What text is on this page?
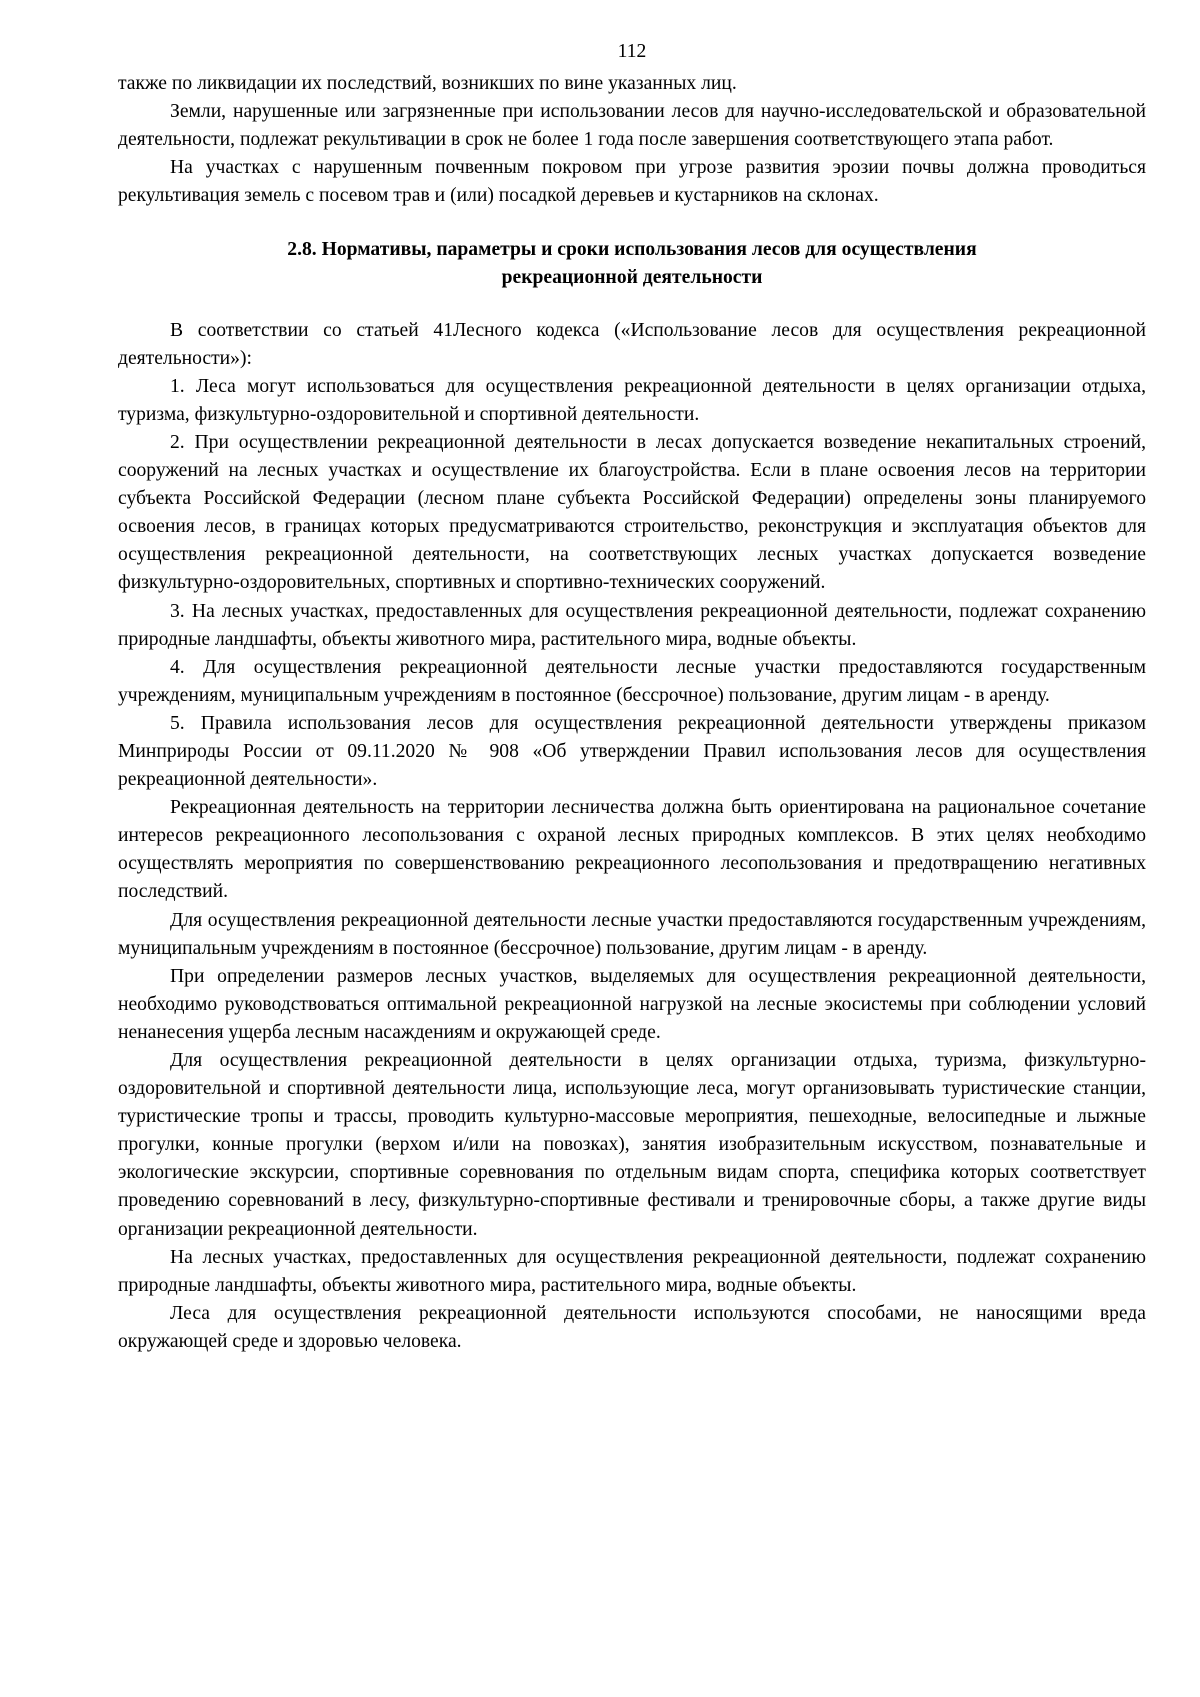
112

также по ликвидации их последствий, возникших по вине указанных лиц.

Земли, нарушенные или загрязненные при использовании лесов для научно-исследовательской и образовательной деятельности, подлежат рекультивации в срок не более 1 года после завершения соответствующего этапа работ.

На участках с нарушенным почвенным покровом при угрозе развития эрозии почвы должна проводиться рекультивация земель с посевом трав и (или) посадкой деревьев и кустарников на склонах.

2.8. Нормативы, параметры и сроки использования лесов для осуществления
рекреационной деятельности

В соответствии со статьей 41Лесного кодекса («Использование лесов для осуществления рекреационной деятельности»):

1. Леса могут использоваться для осуществления рекреационной деятельности в целях организации отдыха, туризма, физкультурно-оздоровительной и спортивной деятельности.

2. При осуществлении рекреационной деятельности в лесах допускается возведение некапитальных строений, сооружений на лесных участках и осуществление их благоустройства. Если в плане освоения лесов на территории субъекта Российской Федерации (лесном плане субъекта Российской Федерации) определены зоны планируемого освоения лесов, в границах которых предусматриваются строительство, реконструкция и эксплуатация объектов для осуществления рекреационной деятельности, на соответствующих лесных участках допускается возведение физкультурно-оздоровительных, спортивных и спортивно-технических сооружений.

3. На лесных участках, предоставленных для осуществления рекреационной деятельности, подлежат сохранению природные ландшафты, объекты животного мира, растительного мира, водные объекты.

4. Для осуществления рекреационной деятельности лесные участки предоставляются государственным учреждениям, муниципальным учреждениям в постоянное (бессрочное) пользование, другим лицам - в аренду.

5. Правила использования лесов для осуществления рекреационной деятельности утверждены приказом Минприроды России от 09.11.2020 № 908 «Об утверждении Правил использования лесов для осуществления рекреационной деятельности».

Рекреационная деятельность на территории лесничества должна быть ориентирована на рациональное сочетание интересов рекреационного лесопользования с охраной лесных природных комплексов. В этих целях необходимо осуществлять мероприятия по совершенствованию рекреационного лесопользования и предотвращению негативных последствий.

Для осуществления рекреационной деятельности лесные участки предоставляются государственным учреждениям, муниципальным учреждениям в постоянное (бессрочное) пользование, другим лицам - в аренду.

При определении размеров лесных участков, выделяемых для осуществления рекреационной деятельности, необходимо руководствоваться оптимальной рекреационной нагрузкой на лесные экосистемы при соблюдении условий ненанесения ущерба лесным насаждениям и окружающей среде.

Для осуществления рекреационной деятельности в целях организации отдыха, туризма, физкультурно-оздоровительной и спортивной деятельности лица, использующие леса, могут организовывать туристические станции, туристические тропы и трассы, проводить культурно-массовые мероприятия, пешеходные, велосипедные и лыжные прогулки, конные прогулки (верхом и/или на повозках), занятия изобразительным искусством, познавательные и экологические экскурсии, спортивные соревнования по отдельным видам спорта, специфика которых соответствует проведению соревнований в лесу, физкультурно-спортивные фестивали и тренировочные сборы, а также другие виды организации рекреационной деятельности.

На лесных участках, предоставленных для осуществления рекреационной деятельности, подлежат сохранению природные ландшафты, объекты животного мира, растительного мира, водные объекты.

Леса для осуществления рекреационной деятельности используются способами, не наносящими вреда окружающей среде и здоровью человека.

○ ○ ○ ○

Your objective
Pick out each line in the material containing "использования".

Full answer
2.8. Нормативы, параметры и сроки использования лесов для осуществления
5. Правила использования лесов для осуществления рекреационной деятельности утверждены приказом Минприроды России от 09.11.2020 № 908 «Об утверждении Правил использования лесов для осуществления рекреационной деятельности».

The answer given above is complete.